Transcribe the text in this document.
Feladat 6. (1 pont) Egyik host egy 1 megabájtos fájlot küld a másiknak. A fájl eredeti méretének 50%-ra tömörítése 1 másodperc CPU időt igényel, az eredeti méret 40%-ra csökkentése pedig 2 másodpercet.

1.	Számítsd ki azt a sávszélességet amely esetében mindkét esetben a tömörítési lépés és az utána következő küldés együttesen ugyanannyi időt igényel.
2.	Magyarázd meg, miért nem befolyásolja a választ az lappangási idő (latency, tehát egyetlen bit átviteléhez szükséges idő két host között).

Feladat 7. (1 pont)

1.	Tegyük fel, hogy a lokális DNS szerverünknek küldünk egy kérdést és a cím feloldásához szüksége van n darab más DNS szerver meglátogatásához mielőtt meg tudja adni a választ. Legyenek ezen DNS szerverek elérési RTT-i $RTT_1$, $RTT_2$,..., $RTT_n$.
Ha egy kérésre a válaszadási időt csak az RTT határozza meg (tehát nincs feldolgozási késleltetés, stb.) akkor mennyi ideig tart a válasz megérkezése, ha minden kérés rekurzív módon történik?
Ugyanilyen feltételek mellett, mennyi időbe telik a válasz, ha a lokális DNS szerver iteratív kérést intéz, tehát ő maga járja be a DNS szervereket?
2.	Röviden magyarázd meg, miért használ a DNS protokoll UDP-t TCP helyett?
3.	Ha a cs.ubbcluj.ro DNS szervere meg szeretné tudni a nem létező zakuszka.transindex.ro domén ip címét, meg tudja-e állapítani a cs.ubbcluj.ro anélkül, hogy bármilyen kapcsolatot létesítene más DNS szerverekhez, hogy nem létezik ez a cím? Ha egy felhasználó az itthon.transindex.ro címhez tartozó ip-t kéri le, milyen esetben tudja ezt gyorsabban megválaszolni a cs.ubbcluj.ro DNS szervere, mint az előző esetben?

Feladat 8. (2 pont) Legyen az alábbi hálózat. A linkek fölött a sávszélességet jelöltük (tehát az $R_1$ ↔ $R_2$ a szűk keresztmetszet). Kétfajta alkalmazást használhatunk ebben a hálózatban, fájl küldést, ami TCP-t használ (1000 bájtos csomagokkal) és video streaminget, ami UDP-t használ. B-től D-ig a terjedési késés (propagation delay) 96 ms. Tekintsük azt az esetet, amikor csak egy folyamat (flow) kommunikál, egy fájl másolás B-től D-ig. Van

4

· · ·

== THE REQUEST ==
Lines that include the word "host" are to be extracted from the data above.

== RESPONSE ==
Feladat 6. (1 pont) Egyik host egy 1 megabájtos fájlot küld a másiknak. A fájl eredeti méretének 50%-ra tömörítése 1 másodperc CPU időt igényel, az eredeti méret 40%-ra csökkentése pedig 2 másodpercet.
2.	Magyarázd meg, miért nem befolyásolja a választ az lappangási idő (latency, tehát egyetlen bit átviteléhez szükséges idő két host között).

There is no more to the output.